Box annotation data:

• • • •

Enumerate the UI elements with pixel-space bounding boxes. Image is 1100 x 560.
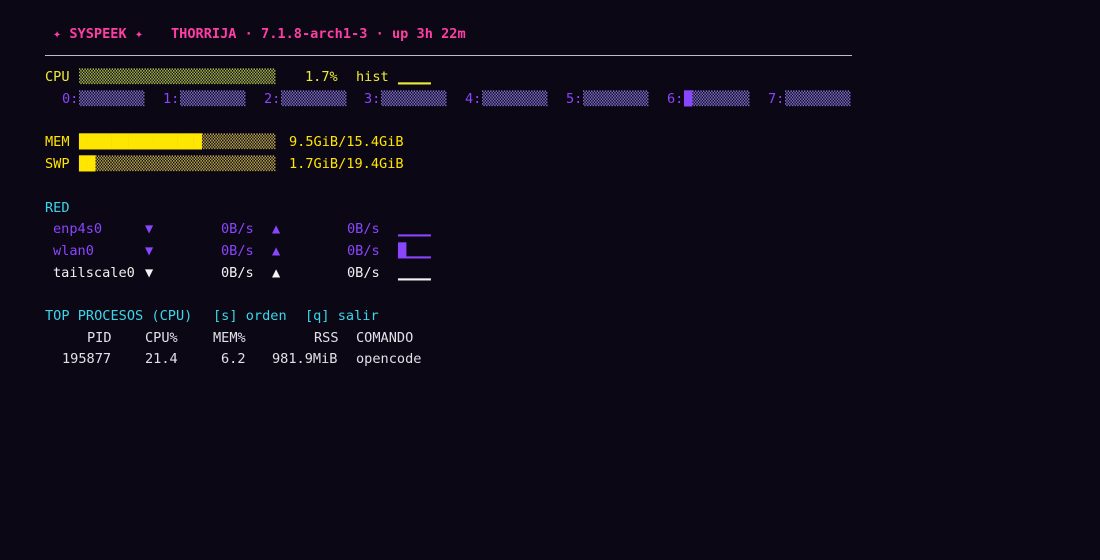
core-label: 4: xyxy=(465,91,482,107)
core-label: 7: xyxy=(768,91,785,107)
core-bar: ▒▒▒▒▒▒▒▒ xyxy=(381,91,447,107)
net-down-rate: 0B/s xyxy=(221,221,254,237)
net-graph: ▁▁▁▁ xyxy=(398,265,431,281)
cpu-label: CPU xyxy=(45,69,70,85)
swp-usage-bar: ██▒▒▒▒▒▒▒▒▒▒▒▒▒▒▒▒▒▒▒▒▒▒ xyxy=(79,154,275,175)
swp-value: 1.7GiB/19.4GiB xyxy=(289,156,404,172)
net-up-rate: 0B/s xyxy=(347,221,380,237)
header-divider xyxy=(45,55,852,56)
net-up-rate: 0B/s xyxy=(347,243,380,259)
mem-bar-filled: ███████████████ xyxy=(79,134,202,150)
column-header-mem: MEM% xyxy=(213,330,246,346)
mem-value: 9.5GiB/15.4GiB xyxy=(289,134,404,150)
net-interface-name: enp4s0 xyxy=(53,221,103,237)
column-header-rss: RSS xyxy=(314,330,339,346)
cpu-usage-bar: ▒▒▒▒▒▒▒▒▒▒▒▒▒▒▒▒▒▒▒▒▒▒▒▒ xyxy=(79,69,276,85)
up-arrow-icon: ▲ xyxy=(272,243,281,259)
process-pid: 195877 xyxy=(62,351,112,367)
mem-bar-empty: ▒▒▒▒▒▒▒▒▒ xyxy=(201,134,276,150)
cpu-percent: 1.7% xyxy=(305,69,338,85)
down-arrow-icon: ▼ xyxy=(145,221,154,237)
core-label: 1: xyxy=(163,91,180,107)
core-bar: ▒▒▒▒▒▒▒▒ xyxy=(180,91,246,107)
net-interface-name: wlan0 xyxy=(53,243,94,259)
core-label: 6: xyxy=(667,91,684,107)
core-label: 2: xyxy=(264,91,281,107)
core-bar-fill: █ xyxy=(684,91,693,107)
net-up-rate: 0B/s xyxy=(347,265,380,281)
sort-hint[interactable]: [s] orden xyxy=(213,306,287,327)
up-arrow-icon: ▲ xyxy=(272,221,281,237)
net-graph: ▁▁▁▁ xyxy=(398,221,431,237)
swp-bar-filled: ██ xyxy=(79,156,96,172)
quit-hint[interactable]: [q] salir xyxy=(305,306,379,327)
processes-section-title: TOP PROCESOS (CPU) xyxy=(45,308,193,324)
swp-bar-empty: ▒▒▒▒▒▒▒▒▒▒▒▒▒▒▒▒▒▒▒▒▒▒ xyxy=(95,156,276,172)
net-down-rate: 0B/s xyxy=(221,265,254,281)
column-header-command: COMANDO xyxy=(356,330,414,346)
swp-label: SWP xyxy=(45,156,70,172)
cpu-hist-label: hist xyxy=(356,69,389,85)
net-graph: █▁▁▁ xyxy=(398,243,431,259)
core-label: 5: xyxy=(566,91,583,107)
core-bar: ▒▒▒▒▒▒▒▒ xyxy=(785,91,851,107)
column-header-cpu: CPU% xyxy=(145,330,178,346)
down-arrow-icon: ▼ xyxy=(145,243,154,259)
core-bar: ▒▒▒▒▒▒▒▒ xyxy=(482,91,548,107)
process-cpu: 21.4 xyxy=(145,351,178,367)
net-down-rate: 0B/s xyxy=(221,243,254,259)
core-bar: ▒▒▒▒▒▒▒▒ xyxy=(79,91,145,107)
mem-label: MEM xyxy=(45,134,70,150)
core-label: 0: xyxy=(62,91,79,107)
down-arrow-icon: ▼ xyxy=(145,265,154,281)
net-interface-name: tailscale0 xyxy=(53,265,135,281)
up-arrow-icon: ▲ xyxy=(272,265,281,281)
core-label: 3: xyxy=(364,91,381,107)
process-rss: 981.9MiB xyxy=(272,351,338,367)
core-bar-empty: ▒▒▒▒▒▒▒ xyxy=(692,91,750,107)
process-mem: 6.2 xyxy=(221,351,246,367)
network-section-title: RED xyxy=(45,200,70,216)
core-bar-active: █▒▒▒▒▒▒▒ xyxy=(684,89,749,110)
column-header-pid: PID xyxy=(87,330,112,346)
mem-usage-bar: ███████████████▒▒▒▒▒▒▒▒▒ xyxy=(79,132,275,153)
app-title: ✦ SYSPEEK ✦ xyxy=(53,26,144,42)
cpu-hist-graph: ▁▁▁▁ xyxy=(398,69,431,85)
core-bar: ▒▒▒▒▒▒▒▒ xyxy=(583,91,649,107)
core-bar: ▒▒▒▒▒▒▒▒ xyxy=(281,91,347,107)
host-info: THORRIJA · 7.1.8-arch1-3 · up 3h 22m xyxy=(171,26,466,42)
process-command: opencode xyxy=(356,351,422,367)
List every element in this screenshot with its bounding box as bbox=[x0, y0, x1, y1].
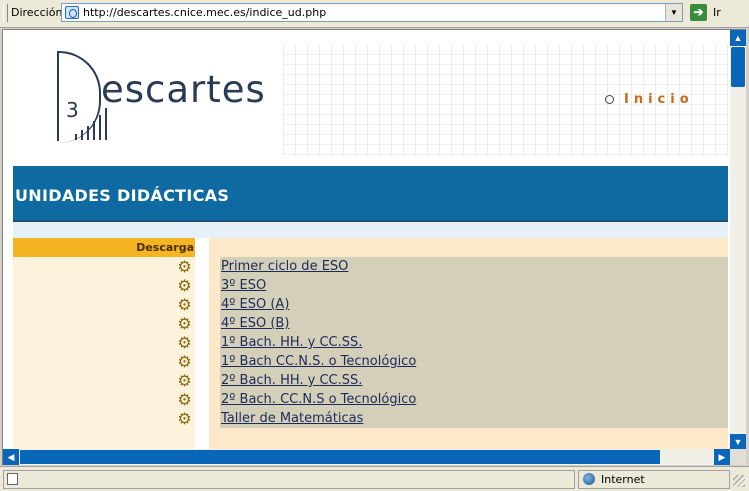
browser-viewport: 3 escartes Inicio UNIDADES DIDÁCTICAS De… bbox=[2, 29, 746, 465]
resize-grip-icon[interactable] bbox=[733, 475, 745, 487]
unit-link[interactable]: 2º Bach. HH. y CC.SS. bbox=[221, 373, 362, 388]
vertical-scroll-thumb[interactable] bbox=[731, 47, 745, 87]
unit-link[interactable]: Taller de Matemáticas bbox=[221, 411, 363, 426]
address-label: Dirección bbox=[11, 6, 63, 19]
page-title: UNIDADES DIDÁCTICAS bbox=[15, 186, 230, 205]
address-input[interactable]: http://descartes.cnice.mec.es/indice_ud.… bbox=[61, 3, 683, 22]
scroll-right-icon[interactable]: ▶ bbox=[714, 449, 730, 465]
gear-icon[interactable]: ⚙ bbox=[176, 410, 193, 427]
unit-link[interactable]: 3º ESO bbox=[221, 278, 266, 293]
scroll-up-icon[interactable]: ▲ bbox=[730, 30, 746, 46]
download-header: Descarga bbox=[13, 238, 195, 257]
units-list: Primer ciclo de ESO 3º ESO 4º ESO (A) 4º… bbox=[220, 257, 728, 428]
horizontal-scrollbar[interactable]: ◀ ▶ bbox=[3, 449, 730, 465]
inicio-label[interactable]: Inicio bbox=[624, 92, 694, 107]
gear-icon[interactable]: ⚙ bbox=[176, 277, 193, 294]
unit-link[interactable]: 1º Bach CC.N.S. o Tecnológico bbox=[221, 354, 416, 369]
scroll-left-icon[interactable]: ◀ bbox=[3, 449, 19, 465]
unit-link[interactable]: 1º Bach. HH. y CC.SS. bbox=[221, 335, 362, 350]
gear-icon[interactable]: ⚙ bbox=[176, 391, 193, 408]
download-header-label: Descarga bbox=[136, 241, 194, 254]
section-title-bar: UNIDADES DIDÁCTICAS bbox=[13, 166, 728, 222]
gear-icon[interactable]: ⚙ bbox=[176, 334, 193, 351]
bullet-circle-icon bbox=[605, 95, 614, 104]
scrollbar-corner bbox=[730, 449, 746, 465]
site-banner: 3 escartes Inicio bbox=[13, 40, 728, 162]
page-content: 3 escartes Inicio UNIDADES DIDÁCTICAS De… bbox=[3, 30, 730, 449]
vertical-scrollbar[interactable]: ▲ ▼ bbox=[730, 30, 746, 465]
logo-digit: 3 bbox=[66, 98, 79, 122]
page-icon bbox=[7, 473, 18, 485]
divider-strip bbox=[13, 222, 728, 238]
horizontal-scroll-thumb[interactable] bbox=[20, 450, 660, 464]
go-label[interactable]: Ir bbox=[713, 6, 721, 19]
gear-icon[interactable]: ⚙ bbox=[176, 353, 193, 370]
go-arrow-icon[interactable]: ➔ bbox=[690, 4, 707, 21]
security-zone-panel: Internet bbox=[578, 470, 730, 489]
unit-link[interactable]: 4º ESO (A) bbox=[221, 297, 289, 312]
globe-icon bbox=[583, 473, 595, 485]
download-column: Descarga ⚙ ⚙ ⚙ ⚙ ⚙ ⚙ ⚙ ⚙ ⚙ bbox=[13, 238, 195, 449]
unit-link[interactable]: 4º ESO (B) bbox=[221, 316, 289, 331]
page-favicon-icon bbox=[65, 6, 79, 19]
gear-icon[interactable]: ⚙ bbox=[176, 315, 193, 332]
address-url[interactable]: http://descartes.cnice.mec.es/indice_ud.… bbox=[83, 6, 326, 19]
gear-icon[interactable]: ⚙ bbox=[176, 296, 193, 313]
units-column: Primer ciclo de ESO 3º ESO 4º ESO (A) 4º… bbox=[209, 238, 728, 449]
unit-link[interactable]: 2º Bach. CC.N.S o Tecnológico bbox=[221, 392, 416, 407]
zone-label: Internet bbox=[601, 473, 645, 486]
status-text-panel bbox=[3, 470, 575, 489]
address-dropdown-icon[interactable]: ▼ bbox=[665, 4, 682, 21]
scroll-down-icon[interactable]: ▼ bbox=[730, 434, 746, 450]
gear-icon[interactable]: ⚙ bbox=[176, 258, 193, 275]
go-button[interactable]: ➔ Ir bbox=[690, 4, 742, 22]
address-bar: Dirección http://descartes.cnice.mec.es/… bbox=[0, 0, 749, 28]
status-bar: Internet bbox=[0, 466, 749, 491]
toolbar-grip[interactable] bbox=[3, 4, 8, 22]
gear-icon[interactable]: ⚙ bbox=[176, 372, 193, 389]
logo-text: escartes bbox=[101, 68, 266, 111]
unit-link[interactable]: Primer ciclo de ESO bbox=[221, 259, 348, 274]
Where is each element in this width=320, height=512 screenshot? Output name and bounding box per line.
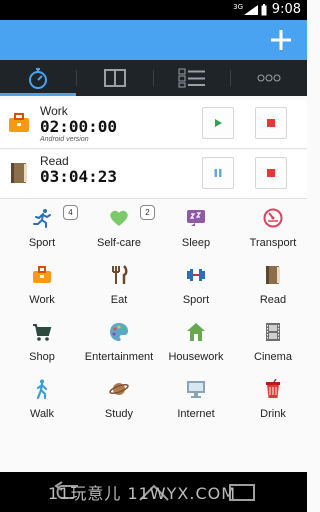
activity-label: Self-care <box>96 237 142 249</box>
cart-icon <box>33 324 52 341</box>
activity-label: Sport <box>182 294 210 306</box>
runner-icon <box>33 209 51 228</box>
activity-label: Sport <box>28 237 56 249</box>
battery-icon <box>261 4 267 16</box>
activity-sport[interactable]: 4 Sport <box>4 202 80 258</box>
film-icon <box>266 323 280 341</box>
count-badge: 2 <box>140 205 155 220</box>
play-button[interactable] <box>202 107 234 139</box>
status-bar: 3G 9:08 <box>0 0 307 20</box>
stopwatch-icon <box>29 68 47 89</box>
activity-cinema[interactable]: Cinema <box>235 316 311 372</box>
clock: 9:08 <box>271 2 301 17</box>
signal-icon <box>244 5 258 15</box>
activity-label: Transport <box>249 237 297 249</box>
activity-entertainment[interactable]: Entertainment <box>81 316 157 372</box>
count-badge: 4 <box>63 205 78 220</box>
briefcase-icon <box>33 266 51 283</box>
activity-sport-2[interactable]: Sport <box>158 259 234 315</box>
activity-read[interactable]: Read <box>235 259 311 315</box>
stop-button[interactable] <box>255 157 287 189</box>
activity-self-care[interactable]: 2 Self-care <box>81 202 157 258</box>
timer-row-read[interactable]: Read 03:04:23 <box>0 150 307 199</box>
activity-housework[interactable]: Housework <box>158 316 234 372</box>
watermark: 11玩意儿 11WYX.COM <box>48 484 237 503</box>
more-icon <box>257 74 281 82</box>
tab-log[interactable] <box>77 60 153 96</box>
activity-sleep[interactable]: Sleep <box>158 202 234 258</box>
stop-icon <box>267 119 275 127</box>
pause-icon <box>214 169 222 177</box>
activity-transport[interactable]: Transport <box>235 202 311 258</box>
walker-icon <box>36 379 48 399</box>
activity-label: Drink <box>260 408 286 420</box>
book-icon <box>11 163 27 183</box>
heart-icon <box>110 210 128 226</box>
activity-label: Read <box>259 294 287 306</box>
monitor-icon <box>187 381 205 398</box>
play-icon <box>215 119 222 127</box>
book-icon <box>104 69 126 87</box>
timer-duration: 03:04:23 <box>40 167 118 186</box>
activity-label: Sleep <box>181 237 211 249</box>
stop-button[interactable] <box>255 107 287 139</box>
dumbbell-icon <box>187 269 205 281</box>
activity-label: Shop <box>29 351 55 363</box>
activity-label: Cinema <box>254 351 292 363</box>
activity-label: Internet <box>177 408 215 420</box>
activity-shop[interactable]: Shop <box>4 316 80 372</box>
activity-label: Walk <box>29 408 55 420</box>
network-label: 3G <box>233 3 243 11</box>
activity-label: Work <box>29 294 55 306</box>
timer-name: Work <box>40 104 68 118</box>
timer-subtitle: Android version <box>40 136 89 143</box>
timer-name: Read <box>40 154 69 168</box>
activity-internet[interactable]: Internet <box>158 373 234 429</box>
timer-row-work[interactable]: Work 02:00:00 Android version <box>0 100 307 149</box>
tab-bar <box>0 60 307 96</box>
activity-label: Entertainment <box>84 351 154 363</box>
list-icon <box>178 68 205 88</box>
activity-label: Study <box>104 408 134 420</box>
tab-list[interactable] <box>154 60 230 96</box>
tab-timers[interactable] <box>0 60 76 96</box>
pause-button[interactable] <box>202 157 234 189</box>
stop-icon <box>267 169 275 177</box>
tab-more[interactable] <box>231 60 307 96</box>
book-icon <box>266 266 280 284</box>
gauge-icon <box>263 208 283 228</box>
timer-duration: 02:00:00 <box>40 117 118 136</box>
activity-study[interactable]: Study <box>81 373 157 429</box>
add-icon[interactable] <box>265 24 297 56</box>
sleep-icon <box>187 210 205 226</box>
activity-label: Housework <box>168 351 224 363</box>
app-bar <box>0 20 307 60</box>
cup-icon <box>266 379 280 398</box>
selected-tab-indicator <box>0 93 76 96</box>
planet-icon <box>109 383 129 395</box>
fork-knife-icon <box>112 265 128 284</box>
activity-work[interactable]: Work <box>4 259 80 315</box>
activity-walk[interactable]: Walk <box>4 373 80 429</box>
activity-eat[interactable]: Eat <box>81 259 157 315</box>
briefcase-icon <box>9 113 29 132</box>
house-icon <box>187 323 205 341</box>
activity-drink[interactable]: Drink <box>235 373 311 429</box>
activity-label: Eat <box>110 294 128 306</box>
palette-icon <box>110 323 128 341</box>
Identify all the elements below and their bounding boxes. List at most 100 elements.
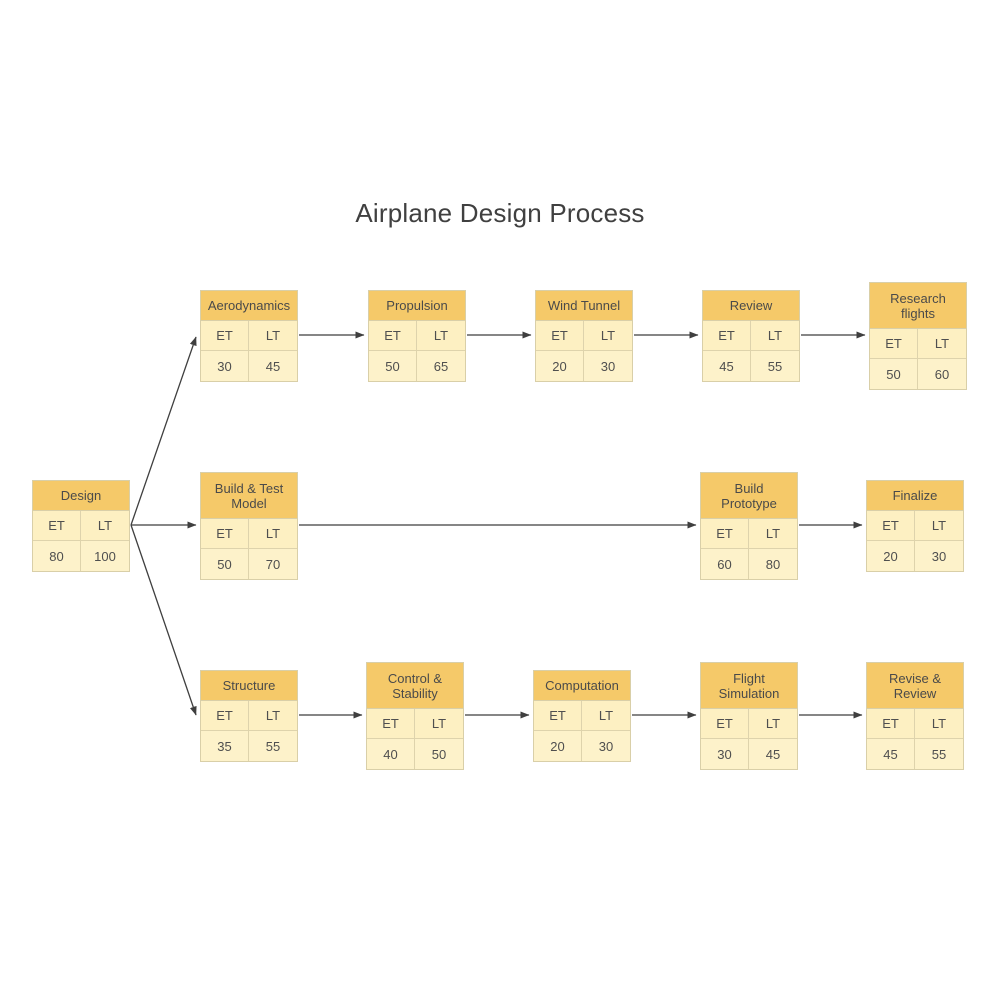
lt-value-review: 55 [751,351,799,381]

• • • •

◆ Your task
Output the material from the line containing "activity-label: Self-care <box>96" through the line containing "count-badge: 2 <box>140 205 155 220</box>" as a Markdown table with the columns Row and Line. Number each line in Row, and leave out any blank lines.

◆ Exercise result
| Row | Line |
|---|---|
| 1 | activity-label: Self-care <box>96 237 142 249</box> |
| 2 | cart-icon <box>33 324 52 341</box> |
| 3 | activity-label: Sport <box>182 294 210 306</box> |
| 4 | runner-icon <box>33 209 51 228</box> |
| 5 | activity-label: Sport <box>28 237 56 249</box> |
| 6 | battery-icon <box>261 4 267 16</box> |
| 7 | activity-sport[interactable]: 4 Sport <box>4 202 80 258</box> |
| 8 | film-icon <box>266 323 280 341</box> |
| 9 | count-badge: 2 <box>140 205 155 220</box> |